## [TEXT PROVIDED]
======

November, the month of those who have died.

In these days death is omnipresent—not in the lofty rest that often characterizes death, but in the devastating battle that takes place between embittered peoples: hatred facing hatred, revenge facing revenge.  The whole world watches with powerless rage or with powerless despair.  In such a hopeless fight, taking place before our eyes, how can you still do something to create a counterweight?

These days I have to think of individuals who in similar situations looked annihilation in the eye, and in the depths of despair created a sign of hope.  These individuals usually did not appear before the footlights.  They did their work in silence.  And if they had not left their visible footprints, they would have been long forgotten.  Such a person was Etty Hillesum during the Second World War.  She became known because of the diaries she left behind after her death.  How did she do it—creating a counterweight in a world of death and depravation?  She wrote in her diary:

“This is really our only moral task: cultivating great plains of rest in ourselves—ever more rest, so that one can emanate this rest again to others.”

Our apocalyptic time, when the old certainties are taken away from us, faces us with the question: Who can stand up to it?

This one thing we can do: “Cultivating great plains of rest in ourselves—ever more rest, so that one can emanate this rest again to others.  The more rest there is in human beings, the more rest there will also be in this excited world.” [*]

Rev. Bastiaan Baan, November 12, 2023

 

*] Etty Hillesum suffered and died in German concentration camps during World War II.  Her diaries were posthumously published: An Interrupted Life, the Diaries 1941-1943.

======

## [PROVIDED RECORDS]
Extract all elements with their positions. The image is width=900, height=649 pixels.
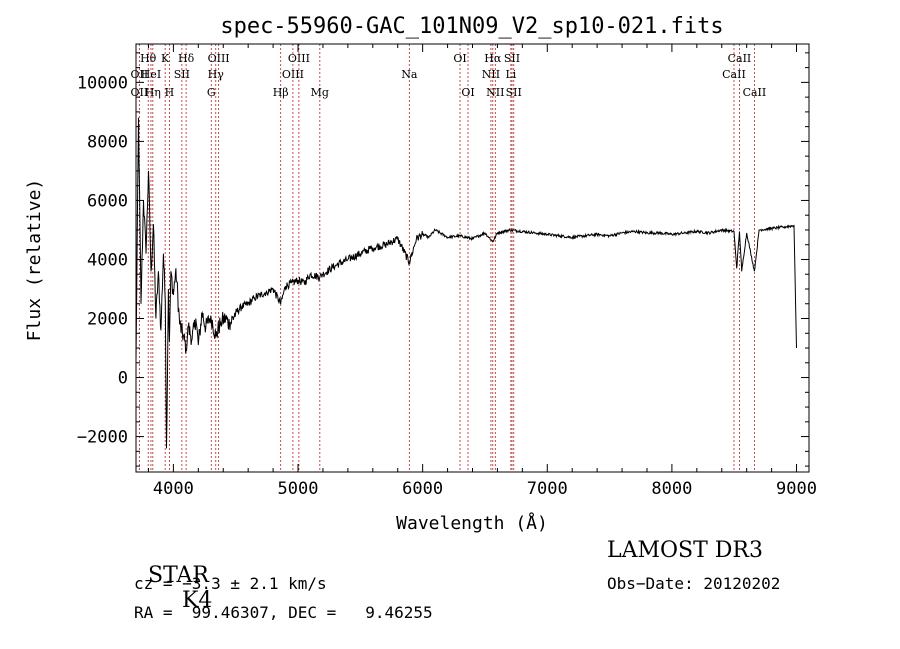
line-markers bbox=[138, 44, 755, 472]
x-tick-label: 9000 bbox=[776, 479, 817, 499]
line-marker-label: Na bbox=[401, 68, 418, 81]
radec-line: RA = 99.46307, DEC = 9.46255 bbox=[134, 603, 433, 622]
line-marker-label: Li bbox=[505, 68, 516, 81]
line-marker-label: Hη bbox=[145, 86, 161, 99]
y-tick-label: 4000 bbox=[87, 250, 128, 270]
line-marker-label: SII bbox=[174, 68, 190, 81]
line-marker-label: OIII bbox=[288, 52, 310, 65]
obs-date: Obs−Date: 20120202 bbox=[607, 574, 781, 593]
line-marker-label: Hβ bbox=[273, 86, 289, 99]
line-marker-label: CaII bbox=[722, 68, 746, 81]
y-axis-label: Flux (relative) bbox=[24, 179, 45, 342]
object-class: STAR K4 bbox=[134, 538, 212, 613]
line-marker-label: K bbox=[161, 52, 170, 65]
redshift-line: cz = −3.3 ± 2.1 km/s bbox=[134, 574, 327, 593]
line-marker-label: CaII bbox=[728, 52, 752, 65]
line-marker-label: SII bbox=[506, 86, 522, 99]
plot-frame bbox=[135, 43, 810, 473]
x-axis: 4000 5000 6000 7000 8000 9000 bbox=[147, 44, 817, 499]
line-marker-label: Hα bbox=[484, 52, 502, 65]
line-marker-label: Hθ bbox=[140, 52, 157, 65]
line-marker-label: CaII bbox=[743, 86, 767, 99]
line-marker-label: OIII bbox=[208, 52, 230, 65]
x-tick-label: 4000 bbox=[153, 479, 194, 499]
line-marker-label: OII bbox=[131, 86, 149, 99]
y-tick-label: 10000 bbox=[77, 73, 128, 93]
x-tick-label: 7000 bbox=[527, 479, 568, 499]
line-marker-label: NII bbox=[486, 86, 504, 99]
x-tick-label: 5000 bbox=[278, 479, 319, 499]
y-tick-label: 2000 bbox=[87, 310, 128, 330]
survey-name: LAMOST DR3 bbox=[607, 538, 763, 563]
x-tick-label: 8000 bbox=[651, 479, 692, 499]
y-tick-label: 0 bbox=[118, 369, 128, 389]
y-tick-label: 6000 bbox=[87, 191, 128, 211]
line-marker-label: H bbox=[165, 86, 175, 99]
subclass-value: K4 bbox=[182, 588, 213, 613]
x-tick-label: 6000 bbox=[402, 479, 443, 499]
line-marker-label: NII bbox=[482, 68, 500, 81]
line-marker-label: OII bbox=[131, 68, 149, 81]
line-marker-label: Hδ bbox=[178, 52, 195, 65]
spectrum-line bbox=[135, 117, 797, 449]
line-marker-label: SII bbox=[504, 52, 520, 65]
line-marker-label: OIII bbox=[282, 68, 304, 81]
line-marker-label: G bbox=[207, 86, 216, 99]
line-marker-label: Hγ bbox=[208, 68, 225, 81]
line-marker-label: Mg bbox=[311, 86, 329, 99]
line-marker-label: OI bbox=[453, 52, 466, 65]
y-tick-label: −2000 bbox=[77, 428, 128, 448]
x-axis-label: Wavelength (Å) bbox=[396, 512, 548, 534]
chart-title: spec-55960-GAC_101N09_V2_sp10-021.fits bbox=[220, 14, 723, 39]
y-axis: −2000 0 2000 4000 6000 8000 10000 bbox=[77, 52, 809, 467]
line-marker-label: OI bbox=[461, 86, 474, 99]
line-marker-label: HeI bbox=[141, 68, 161, 81]
y-tick-label: 8000 bbox=[87, 132, 128, 152]
class-value: STAR bbox=[148, 563, 209, 588]
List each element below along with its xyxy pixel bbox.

======

## [WHAT THIS EXERCISE ASKS]
**A)** Under what title were Etty Hillesum's diaries published, according to the November reflection?
**B)** Reproduce the lines of the records from the line with "line-markers bbox=[138, 44, 755, 472]" to the line with "x-axis: 4000 5000", including both of those lines.
The records are unrelated to the text.

## [TASK-BY-TASK ANSWERS]
**A)** An Interrupted Life, the Diaries 1941-1943.

**B)**
line-markers bbox=[138, 44, 755, 472]
x-tick-label: 9000 bbox=[776, 479, 817, 499]
line-marker-label: Na bbox=[401, 68, 418, 81]
radec-line: RA = 99.46307, DEC = 9.46255 bbox=[134, 603, 433, 622]
line-marker-label: Li bbox=[505, 68, 516, 81]
line-marker-label: Hη bbox=[145, 86, 161, 99]
y-tick-label: 4000 bbox=[87, 250, 128, 270]
line-marker-label: SII bbox=[174, 68, 190, 81]
line-marker-label: OIII bbox=[288, 52, 310, 65]
obs-date: Obs−Date: 20120202 bbox=[607, 574, 781, 593]
line-marker-label: Hβ bbox=[273, 86, 289, 99]
line-marker-label: CaII bbox=[722, 68, 746, 81]
y-axis-label: Flux (relative) bbox=[24, 179, 45, 342]
object-class: STAR K4 bbox=[134, 538, 212, 613]
line-marker-label: K bbox=[161, 52, 170, 65]
redshift-line: cz = −3.3 ± 2.1 km/s bbox=[134, 574, 327, 593]
line-marker-label: CaII bbox=[728, 52, 752, 65]
line-marker-label: SII bbox=[506, 86, 522, 99]
plot-frame bbox=[135, 43, 810, 473]
x-axis: 4000 5000 6000 7000 8000 9000 bbox=[147, 44, 817, 499]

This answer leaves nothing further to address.